» **The request**
Restate the entries below word for word, omitting nothing.

BEGIN Input records

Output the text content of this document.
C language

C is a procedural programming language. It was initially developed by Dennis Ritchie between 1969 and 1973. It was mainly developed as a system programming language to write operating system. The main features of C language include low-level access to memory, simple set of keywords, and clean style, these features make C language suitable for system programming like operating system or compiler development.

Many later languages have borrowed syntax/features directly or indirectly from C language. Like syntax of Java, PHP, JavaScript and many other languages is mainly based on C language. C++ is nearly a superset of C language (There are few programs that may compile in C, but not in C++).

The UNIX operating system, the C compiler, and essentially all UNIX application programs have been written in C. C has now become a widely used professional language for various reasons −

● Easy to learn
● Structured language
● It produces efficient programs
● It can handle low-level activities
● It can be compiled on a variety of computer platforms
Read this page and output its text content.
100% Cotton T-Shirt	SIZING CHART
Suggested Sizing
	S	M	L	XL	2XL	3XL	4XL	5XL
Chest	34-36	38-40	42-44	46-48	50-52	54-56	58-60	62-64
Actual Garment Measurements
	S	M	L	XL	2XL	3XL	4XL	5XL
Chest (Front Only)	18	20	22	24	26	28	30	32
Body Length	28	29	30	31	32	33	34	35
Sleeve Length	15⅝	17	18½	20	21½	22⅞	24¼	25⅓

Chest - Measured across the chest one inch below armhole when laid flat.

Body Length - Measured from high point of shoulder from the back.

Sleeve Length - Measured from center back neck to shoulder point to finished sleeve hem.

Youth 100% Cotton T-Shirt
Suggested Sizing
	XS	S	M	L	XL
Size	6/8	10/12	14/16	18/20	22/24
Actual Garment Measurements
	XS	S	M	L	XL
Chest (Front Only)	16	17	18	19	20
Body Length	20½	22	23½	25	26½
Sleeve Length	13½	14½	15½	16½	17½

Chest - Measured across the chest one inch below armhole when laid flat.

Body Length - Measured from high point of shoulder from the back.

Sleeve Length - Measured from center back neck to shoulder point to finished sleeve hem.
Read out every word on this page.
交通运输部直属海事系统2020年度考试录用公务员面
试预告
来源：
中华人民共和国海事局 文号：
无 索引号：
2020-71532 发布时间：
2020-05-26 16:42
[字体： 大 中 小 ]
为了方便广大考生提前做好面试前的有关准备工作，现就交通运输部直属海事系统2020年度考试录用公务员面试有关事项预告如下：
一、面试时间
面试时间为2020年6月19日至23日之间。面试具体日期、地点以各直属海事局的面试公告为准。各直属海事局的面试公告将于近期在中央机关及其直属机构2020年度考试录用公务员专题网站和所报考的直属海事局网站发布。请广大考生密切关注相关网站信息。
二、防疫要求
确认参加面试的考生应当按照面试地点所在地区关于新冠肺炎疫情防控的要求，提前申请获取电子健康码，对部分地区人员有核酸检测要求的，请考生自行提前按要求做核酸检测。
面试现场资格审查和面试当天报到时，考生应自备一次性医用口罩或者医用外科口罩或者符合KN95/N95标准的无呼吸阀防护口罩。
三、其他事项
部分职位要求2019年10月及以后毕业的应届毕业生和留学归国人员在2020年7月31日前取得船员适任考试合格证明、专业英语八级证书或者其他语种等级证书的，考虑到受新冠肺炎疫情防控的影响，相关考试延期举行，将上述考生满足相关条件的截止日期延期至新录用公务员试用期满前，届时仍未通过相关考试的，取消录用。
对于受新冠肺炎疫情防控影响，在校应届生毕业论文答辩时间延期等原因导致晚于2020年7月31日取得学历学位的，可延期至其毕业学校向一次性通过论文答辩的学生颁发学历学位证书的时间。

END Input records

» **Task answer**
Output the text content of this document.
C language

C is a procedural programming language. It was initially developed by Dennis Ritchie between 1969 and 1973. It was mainly developed as a system programming language to write operating system. The main features of C language include low-level access to memory, simple set of keywords, and clean style, these features make C language suitable for system programming like operating system or compiler development.

Many later languages have borrowed syntax/features directly or indirectly from C language. Like syntax of Java, PHP, JavaScript and many other languages is mainly based on C language. C++ is nearly a superset of C language (There are few programs that may compile in C, but not in C++).

The UNIX operating system, the C compiler, and essentially all UNIX application programs have been written in C. C has now become a widely used professional language for various reasons −

● Easy to learn
● Structured language
● It produces efficient programs
● It can handle low-level activities
● It can be compiled on a variety of computer platforms
Read this page and output its text content.
100% Cotton T-Shirt	SIZING CHART
Suggested Sizing
	S	M	L	XL	2XL	3XL	4XL	5XL
Chest	34-36	38-40	42-44	46-48	50-52	54-56	58-60	62-64
Actual Garment Measurements
	S	M	L	XL	2XL	3XL	4XL	5XL
Chest (Front Only)	18	20	22	24	26	28	30	32
Body Length	28	29	30	31	32	33	34	35
Sleeve Length	15⅝	17	18½	20	21½	22⅞	24¼	25⅓

Chest - Measured across the chest one inch below armhole when laid flat.

Body Length - Measured from high point of shoulder from the back.

Sleeve Length - Measured from center back neck to shoulder point to finished sleeve hem.

Youth 100% Cotton T-Shirt
Suggested Sizing
	XS	S	M	L	XL
Size	6/8	10/12	14/16	18/20	22/24
Actual Garment Measurements
	XS	S	M	L	XL
Chest (Front Only)	16	17	18	19	20
Body Length	20½	22	23½	25	26½
Sleeve Length	13½	14½	15½	16½	17½

Chest - Measured across the chest one inch below armhole when laid flat.

Body Length - Measured from high point of shoulder from the back.

Sleeve Length - Measured from center back neck to shoulder point to finished sleeve hem.
Read out every word on this page.
交通运输部直属海事系统2020年度考试录用公务员面
试预告
来源：
中华人民共和国海事局 文号：
无 索引号：
2020-71532 发布时间：
2020-05-26 16:42
[字体： 大 中 小 ]
为了方便广大考生提前做好面试前的有关准备工作，现就交通运输部直属海事系统2020年度考试录用公务员面试有关事项预告如下：
一、面试时间
面试时间为2020年6月19日至23日之间。面试具体日期、地点以各直属海事局的面试公告为准。各直属海事局的面试公告将于近期在中央机关及其直属机构2020年度考试录用公务员专题网站和所报考的直属海事局网站发布。请广大考生密切关注相关网站信息。
二、防疫要求
确认参加面试的考生应当按照面试地点所在地区关于新冠肺炎疫情防控的要求，提前申请获取电子健康码，对部分地区人员有核酸检测要求的，请考生自行提前按要求做核酸检测。
面试现场资格审查和面试当天报到时，考生应自备一次性医用口罩或者医用外科口罩或者符合KN95/N95标准的无呼吸阀防护口罩。
三、其他事项
部分职位要求2019年10月及以后毕业的应届毕业生和留学归国人员在2020年7月31日前取得船员适任考试合格证明、专业英语八级证书或者其他语种等级证书的，考虑到受新冠肺炎疫情防控的影响，相关考试延期举行，将上述考生满足相关条件的截止日期延期至新录用公务员试用期满前，届时仍未通过相关考试的，取消录用。
对于受新冠肺炎疫情防控影响，在校应届生毕业论文答辩时间延期等原因导致晚于2020年7月31日取得学历学位的，可延期至其毕业学校向一次性通过论文答辩的学生颁发学历学位证书的时间。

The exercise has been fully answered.